* Start Dataset entries *

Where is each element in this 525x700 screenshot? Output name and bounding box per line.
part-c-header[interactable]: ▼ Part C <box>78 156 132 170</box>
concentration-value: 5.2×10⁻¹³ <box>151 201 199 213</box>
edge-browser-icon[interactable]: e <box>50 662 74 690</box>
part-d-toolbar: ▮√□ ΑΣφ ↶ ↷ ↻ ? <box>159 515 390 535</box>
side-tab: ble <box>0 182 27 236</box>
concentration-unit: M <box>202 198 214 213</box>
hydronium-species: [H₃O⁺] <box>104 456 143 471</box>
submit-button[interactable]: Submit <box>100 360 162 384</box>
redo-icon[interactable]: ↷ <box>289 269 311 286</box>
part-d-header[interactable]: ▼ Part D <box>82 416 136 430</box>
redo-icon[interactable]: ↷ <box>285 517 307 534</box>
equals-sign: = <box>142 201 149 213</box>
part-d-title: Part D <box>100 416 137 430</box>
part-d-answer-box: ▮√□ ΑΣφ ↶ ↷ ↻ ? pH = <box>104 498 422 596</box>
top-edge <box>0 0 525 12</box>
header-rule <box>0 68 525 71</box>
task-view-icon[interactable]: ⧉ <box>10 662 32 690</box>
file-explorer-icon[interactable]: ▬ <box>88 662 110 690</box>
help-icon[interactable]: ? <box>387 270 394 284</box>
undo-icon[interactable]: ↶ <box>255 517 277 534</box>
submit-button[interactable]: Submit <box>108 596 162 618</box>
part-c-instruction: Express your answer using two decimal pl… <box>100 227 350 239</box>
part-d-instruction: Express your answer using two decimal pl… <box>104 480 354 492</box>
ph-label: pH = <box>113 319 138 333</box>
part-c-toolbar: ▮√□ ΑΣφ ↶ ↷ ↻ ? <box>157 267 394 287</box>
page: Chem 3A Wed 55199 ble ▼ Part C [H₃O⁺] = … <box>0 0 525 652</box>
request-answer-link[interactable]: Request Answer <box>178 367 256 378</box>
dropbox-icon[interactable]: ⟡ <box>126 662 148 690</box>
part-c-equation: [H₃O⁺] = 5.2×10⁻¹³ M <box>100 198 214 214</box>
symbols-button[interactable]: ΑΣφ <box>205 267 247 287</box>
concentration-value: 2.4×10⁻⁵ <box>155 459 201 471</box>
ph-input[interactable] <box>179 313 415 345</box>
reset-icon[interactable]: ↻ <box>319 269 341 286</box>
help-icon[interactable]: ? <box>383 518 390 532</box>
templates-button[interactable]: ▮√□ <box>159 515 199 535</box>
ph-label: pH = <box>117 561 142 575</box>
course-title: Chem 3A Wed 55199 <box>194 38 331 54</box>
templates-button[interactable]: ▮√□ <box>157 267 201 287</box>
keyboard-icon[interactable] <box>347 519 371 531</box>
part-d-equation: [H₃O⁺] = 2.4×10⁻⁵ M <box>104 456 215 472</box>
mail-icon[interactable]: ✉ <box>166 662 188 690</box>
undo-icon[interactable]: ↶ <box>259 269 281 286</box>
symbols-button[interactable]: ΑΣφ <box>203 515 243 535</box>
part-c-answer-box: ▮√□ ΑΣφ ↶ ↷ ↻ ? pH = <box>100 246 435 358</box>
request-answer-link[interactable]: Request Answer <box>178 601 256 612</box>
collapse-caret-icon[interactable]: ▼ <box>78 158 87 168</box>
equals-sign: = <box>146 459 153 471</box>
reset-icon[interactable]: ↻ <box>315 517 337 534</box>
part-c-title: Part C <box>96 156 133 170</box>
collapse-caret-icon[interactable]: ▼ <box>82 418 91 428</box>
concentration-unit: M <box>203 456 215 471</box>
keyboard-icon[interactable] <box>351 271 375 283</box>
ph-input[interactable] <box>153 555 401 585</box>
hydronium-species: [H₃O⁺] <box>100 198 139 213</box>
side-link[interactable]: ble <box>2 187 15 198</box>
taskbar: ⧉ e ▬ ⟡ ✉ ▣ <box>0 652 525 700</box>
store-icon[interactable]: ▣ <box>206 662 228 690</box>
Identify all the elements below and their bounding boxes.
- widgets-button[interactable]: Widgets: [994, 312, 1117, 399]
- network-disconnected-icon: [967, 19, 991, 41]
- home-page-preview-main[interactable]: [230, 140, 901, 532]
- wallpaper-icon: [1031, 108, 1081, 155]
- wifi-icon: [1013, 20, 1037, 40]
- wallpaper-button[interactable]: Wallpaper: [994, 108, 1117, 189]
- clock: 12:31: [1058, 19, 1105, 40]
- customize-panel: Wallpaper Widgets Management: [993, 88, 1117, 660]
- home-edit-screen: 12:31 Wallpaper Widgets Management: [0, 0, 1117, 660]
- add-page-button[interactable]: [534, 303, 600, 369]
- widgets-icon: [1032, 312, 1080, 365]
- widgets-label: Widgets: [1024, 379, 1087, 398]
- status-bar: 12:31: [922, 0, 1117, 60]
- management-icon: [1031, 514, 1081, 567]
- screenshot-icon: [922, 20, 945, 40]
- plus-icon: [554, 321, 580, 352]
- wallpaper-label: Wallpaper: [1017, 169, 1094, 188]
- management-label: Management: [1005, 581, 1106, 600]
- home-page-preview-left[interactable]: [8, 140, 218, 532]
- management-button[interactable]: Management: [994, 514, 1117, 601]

* End Dataset entries *

*Task to carry out*: Return every line of the dataset entries above without any changes.

*Answer for this exercise*:
Where is each element in this 525x700 screenshot? Output name and bounding box per line.
part-c-header[interactable]: ▼ Part C <box>78 156 132 170</box>
concentration-value: 5.2×10⁻¹³ <box>151 201 199 213</box>
edge-browser-icon[interactable]: e <box>50 662 74 690</box>
part-d-toolbar: ▮√□ ΑΣφ ↶ ↷ ↻ ? <box>159 515 390 535</box>
side-tab: ble <box>0 182 27 236</box>
concentration-unit: M <box>202 198 214 213</box>
hydronium-species: [H₃O⁺] <box>104 456 143 471</box>
submit-button[interactable]: Submit <box>100 360 162 384</box>
redo-icon[interactable]: ↷ <box>289 269 311 286</box>
part-d-header[interactable]: ▼ Part D <box>82 416 136 430</box>
redo-icon[interactable]: ↷ <box>285 517 307 534</box>
equals-sign: = <box>142 201 149 213</box>
part-d-title: Part D <box>100 416 137 430</box>
part-d-answer-box: ▮√□ ΑΣφ ↶ ↷ ↻ ? pH = <box>104 498 422 596</box>
top-edge <box>0 0 525 12</box>
header-rule <box>0 68 525 71</box>
task-view-icon[interactable]: ⧉ <box>10 662 32 690</box>
file-explorer-icon[interactable]: ▬ <box>88 662 110 690</box>
help-icon[interactable]: ? <box>387 270 394 284</box>
undo-icon[interactable]: ↶ <box>255 517 277 534</box>
submit-button[interactable]: Submit <box>108 596 162 618</box>
part-c-instruction: Express your answer using two decimal pl… <box>100 227 350 239</box>
part-d-instruction: Express your answer using two decimal pl… <box>104 480 354 492</box>
ph-label: pH = <box>113 319 138 333</box>
part-c-toolbar: ▮√□ ΑΣφ ↶ ↷ ↻ ? <box>157 267 394 287</box>
page: Chem 3A Wed 55199 ble ▼ Part C [H₃O⁺] = … <box>0 0 525 652</box>
request-answer-link[interactable]: Request Answer <box>178 367 256 378</box>
dropbox-icon[interactable]: ⟡ <box>126 662 148 690</box>
part-c-equation: [H₃O⁺] = 5.2×10⁻¹³ M <box>100 198 214 214</box>
symbols-button[interactable]: ΑΣφ <box>205 267 247 287</box>
concentration-value: 2.4×10⁻⁵ <box>155 459 201 471</box>
ph-input[interactable] <box>179 313 415 345</box>
reset-icon[interactable]: ↻ <box>319 269 341 286</box>
help-icon[interactable]: ? <box>383 518 390 532</box>
templates-button[interactable]: ▮√□ <box>159 515 199 535</box>
ph-label: pH = <box>117 561 142 575</box>
course-title: Chem 3A Wed 55199 <box>194 38 331 54</box>
templates-button[interactable]: ▮√□ <box>157 267 201 287</box>
keyboard-icon[interactable] <box>347 519 371 531</box>
part-d-equation: [H₃O⁺] = 2.4×10⁻⁵ M <box>104 456 215 472</box>
mail-icon[interactable]: ✉ <box>166 662 188 690</box>
undo-icon[interactable]: ↶ <box>259 269 281 286</box>
symbols-button[interactable]: ΑΣφ <box>203 515 243 535</box>
part-c-answer-box: ▮√□ ΑΣφ ↶ ↷ ↻ ? pH = <box>100 246 435 358</box>
request-answer-link[interactable]: Request Answer <box>178 601 256 612</box>
collapse-caret-icon[interactable]: ▼ <box>78 158 87 168</box>
equals-sign: = <box>146 459 153 471</box>
reset-icon[interactable]: ↻ <box>315 517 337 534</box>
part-c-title: Part C <box>96 156 133 170</box>
collapse-caret-icon[interactable]: ▼ <box>82 418 91 428</box>
concentration-unit: M <box>203 456 215 471</box>
keyboard-icon[interactable] <box>351 271 375 283</box>
ph-input[interactable] <box>153 555 401 585</box>
hydronium-species: [H₃O⁺] <box>100 198 139 213</box>
side-link[interactable]: ble <box>2 187 15 198</box>
taskbar: ⧉ e ▬ ⟡ ✉ ▣ <box>0 652 525 700</box>
store-icon[interactable]: ▣ <box>206 662 228 690</box>
Identify all the elements below and their bounding boxes.
- widgets-button[interactable]: Widgets: [994, 312, 1117, 399]
- network-disconnected-icon: [967, 19, 991, 41]
- home-page-preview-main[interactable]: [230, 140, 901, 532]
- wallpaper-icon: [1031, 108, 1081, 155]
- wifi-icon: [1013, 20, 1037, 40]
- wallpaper-button[interactable]: Wallpaper: [994, 108, 1117, 189]
- clock: 12:31: [1058, 19, 1105, 40]
- customize-panel: Wallpaper Widgets Management: [993, 88, 1117, 660]
- home-edit-screen: 12:31 Wallpaper Widgets Management: [0, 0, 1117, 660]
- add-page-button[interactable]: [534, 303, 600, 369]
- widgets-icon: [1032, 312, 1080, 365]
- widgets-label: Widgets: [1024, 379, 1087, 398]
- status-bar: 12:31: [922, 0, 1117, 60]
- management-icon: [1031, 514, 1081, 567]
- screenshot-icon: [922, 20, 945, 40]
- plus-icon: [554, 321, 580, 352]
- wallpaper-label: Wallpaper: [1017, 169, 1094, 188]
- management-label: Management: [1005, 581, 1106, 600]
- home-page-preview-left[interactable]: [8, 140, 218, 532]
- management-button[interactable]: Management: [994, 514, 1117, 601]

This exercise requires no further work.